▸ **RECORD SET**
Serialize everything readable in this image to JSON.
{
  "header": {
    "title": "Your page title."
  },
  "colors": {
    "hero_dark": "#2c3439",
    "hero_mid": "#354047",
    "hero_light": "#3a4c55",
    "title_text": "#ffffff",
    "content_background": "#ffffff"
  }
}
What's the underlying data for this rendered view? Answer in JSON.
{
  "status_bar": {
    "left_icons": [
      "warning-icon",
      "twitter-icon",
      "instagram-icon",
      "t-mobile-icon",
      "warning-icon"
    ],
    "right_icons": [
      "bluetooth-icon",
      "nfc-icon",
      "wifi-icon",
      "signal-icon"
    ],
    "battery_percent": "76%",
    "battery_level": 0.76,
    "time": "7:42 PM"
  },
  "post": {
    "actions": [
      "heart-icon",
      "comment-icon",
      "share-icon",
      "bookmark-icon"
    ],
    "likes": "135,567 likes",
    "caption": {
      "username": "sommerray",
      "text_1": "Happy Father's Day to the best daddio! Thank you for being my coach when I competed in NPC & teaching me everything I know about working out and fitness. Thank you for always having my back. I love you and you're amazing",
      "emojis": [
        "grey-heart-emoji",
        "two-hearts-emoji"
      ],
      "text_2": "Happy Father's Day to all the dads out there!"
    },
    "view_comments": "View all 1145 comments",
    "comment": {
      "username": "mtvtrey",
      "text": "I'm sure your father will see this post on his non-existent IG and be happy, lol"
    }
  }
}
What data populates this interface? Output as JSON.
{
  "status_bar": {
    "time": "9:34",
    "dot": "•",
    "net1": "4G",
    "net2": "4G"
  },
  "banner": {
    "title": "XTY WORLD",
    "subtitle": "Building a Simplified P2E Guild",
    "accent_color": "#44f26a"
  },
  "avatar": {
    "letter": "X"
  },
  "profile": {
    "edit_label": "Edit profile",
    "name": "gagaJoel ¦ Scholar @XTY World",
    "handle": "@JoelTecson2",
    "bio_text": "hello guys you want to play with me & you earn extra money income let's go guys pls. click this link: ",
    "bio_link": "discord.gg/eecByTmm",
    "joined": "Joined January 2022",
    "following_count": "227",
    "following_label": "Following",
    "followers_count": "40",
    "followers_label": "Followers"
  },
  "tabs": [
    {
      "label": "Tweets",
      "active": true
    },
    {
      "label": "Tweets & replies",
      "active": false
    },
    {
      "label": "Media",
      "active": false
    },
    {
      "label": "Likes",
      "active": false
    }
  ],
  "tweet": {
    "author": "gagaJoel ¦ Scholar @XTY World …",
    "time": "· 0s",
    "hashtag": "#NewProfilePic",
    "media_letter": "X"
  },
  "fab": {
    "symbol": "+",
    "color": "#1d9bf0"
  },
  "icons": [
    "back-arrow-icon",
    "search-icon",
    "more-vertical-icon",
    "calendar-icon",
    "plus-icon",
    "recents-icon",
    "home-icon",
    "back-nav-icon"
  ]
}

▸ **WHAT THIS TASK INVOLVES**
Select every line in the records above that contains the word "everything".

▸ **THE RESULT**
Serialize everything readable in this image to JSON.
      "text_1": "Happy Father's Day to the best daddio! Thank you for being my coach when I competed in NPC & teaching me everything I know about working out and fitness. Thank you for always having my back. I love you and you're amazing",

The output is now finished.